> Set problem
Find the lines containing the word "name" and copy every one of them.

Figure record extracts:
— START —

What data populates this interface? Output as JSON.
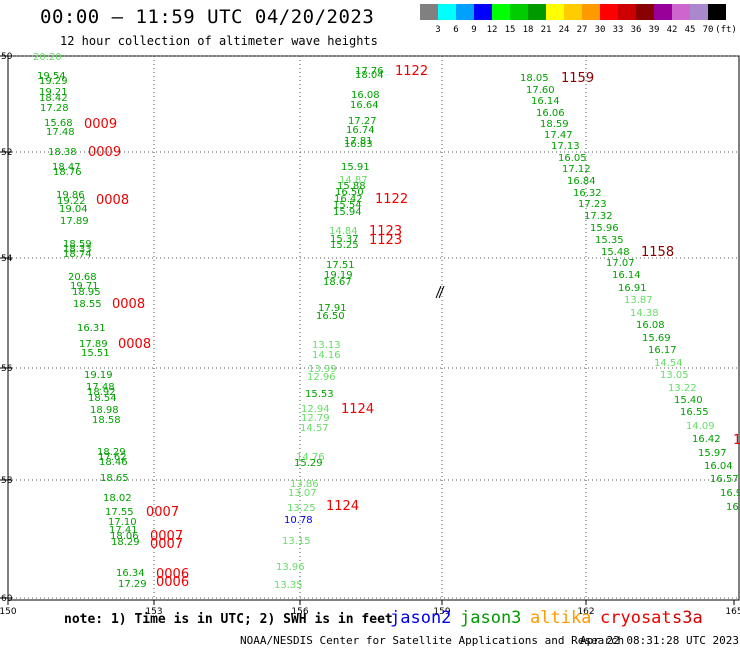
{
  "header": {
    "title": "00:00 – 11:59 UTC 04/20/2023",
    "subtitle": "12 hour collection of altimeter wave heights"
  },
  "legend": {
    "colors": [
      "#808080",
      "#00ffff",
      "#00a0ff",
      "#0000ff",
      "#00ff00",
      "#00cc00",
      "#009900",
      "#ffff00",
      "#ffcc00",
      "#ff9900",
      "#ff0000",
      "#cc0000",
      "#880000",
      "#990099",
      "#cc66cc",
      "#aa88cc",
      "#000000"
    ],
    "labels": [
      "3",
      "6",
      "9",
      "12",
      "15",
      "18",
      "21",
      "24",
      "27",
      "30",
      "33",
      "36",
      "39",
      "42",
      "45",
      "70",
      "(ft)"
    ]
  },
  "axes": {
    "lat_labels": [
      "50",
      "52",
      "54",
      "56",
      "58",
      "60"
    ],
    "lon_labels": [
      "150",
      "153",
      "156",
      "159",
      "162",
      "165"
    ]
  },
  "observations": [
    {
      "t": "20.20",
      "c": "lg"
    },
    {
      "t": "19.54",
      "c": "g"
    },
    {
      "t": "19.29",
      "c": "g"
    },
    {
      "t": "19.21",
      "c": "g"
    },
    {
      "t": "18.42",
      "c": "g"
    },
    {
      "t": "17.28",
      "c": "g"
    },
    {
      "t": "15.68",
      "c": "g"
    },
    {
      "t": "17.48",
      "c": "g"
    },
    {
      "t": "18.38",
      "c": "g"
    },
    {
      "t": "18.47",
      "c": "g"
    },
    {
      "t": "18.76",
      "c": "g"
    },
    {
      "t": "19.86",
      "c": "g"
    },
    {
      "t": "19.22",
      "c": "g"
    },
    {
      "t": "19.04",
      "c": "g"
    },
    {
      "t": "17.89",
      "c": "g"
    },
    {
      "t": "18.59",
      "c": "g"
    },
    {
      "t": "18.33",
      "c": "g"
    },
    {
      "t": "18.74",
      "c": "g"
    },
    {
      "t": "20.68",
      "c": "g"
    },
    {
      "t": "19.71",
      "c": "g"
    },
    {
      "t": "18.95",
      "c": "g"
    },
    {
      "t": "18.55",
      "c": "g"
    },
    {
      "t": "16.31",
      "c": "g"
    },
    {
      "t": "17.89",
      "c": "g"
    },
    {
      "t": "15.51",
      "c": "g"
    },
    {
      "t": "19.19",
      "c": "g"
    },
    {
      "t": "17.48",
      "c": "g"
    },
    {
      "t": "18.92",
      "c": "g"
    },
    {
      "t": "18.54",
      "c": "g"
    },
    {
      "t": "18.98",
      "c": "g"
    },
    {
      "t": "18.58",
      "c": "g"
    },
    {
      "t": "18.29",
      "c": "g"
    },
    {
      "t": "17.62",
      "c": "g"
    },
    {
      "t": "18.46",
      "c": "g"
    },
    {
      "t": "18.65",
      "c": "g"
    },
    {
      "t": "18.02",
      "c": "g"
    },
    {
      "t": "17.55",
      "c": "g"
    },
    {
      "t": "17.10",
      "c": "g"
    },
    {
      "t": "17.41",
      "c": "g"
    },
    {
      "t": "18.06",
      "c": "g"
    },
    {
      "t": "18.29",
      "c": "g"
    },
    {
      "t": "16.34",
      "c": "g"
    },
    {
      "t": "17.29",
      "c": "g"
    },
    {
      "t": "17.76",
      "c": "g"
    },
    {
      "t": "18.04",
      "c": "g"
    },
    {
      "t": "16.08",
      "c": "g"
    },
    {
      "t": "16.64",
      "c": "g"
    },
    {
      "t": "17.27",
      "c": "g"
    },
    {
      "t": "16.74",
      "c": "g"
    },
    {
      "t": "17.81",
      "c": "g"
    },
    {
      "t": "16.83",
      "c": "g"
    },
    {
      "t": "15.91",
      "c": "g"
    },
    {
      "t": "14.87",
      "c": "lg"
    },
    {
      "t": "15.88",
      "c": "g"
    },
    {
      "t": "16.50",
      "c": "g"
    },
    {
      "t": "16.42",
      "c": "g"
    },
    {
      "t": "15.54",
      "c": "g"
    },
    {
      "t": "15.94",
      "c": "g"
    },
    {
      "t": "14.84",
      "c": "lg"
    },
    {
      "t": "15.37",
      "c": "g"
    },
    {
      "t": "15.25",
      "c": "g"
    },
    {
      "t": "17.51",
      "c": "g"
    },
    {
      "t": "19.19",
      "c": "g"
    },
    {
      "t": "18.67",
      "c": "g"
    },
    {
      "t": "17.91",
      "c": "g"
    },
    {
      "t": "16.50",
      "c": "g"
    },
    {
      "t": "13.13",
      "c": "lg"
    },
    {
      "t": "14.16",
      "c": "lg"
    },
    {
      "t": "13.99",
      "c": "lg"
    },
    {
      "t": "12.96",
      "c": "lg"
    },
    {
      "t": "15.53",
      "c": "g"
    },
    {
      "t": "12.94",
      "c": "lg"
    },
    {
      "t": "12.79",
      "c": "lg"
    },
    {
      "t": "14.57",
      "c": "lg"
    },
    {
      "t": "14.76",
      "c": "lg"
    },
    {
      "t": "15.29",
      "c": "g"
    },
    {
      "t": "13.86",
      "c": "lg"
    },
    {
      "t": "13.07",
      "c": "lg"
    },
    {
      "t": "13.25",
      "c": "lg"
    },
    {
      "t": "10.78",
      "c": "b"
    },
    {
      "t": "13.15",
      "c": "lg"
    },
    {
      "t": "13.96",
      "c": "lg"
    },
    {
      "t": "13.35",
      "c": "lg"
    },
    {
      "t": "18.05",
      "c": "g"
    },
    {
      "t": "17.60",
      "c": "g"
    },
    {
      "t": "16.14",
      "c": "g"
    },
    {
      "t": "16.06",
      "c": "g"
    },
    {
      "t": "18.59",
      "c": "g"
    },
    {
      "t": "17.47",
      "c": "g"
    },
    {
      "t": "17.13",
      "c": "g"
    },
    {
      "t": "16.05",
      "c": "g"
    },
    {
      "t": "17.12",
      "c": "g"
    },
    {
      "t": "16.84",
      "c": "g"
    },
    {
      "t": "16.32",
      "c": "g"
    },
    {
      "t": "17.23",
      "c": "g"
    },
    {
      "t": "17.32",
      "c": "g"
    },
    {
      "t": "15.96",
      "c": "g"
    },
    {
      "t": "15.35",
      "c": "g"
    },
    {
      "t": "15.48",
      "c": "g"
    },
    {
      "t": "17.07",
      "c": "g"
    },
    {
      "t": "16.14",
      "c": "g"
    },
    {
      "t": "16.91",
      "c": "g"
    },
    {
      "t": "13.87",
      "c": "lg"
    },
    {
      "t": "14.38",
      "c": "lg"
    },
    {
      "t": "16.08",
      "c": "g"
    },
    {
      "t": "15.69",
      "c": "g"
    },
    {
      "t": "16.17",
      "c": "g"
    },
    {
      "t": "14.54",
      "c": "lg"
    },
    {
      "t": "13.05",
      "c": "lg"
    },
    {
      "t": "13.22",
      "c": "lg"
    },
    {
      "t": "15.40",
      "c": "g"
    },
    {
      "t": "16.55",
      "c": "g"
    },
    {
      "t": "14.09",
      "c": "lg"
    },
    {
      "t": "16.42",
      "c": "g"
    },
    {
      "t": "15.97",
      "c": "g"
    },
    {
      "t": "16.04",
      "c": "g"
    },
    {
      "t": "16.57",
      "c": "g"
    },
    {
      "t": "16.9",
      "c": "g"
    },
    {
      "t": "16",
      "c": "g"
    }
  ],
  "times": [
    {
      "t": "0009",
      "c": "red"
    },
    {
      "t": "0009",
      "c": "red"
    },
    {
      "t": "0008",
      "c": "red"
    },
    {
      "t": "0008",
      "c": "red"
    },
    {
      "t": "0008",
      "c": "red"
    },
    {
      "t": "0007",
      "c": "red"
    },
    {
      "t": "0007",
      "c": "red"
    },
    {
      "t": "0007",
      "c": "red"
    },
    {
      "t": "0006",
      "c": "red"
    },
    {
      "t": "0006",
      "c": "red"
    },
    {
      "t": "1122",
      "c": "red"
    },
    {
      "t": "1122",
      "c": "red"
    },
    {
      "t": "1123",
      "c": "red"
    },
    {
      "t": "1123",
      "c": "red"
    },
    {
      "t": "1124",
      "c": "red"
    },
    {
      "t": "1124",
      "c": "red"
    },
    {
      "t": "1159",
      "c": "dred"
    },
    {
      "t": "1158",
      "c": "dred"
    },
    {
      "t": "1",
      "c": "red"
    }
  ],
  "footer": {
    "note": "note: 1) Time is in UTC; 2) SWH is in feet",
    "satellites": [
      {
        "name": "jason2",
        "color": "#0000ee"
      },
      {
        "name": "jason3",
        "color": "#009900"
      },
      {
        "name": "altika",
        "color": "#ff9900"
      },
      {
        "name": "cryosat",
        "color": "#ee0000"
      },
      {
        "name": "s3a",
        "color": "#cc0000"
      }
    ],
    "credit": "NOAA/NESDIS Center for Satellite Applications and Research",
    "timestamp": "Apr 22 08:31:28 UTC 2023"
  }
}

— END —

> Reply to the exercise
        "name": "jason2",
        "name": "jason3",
        "name": "altika",
        "name": "cryosat",
        "name": "s3a",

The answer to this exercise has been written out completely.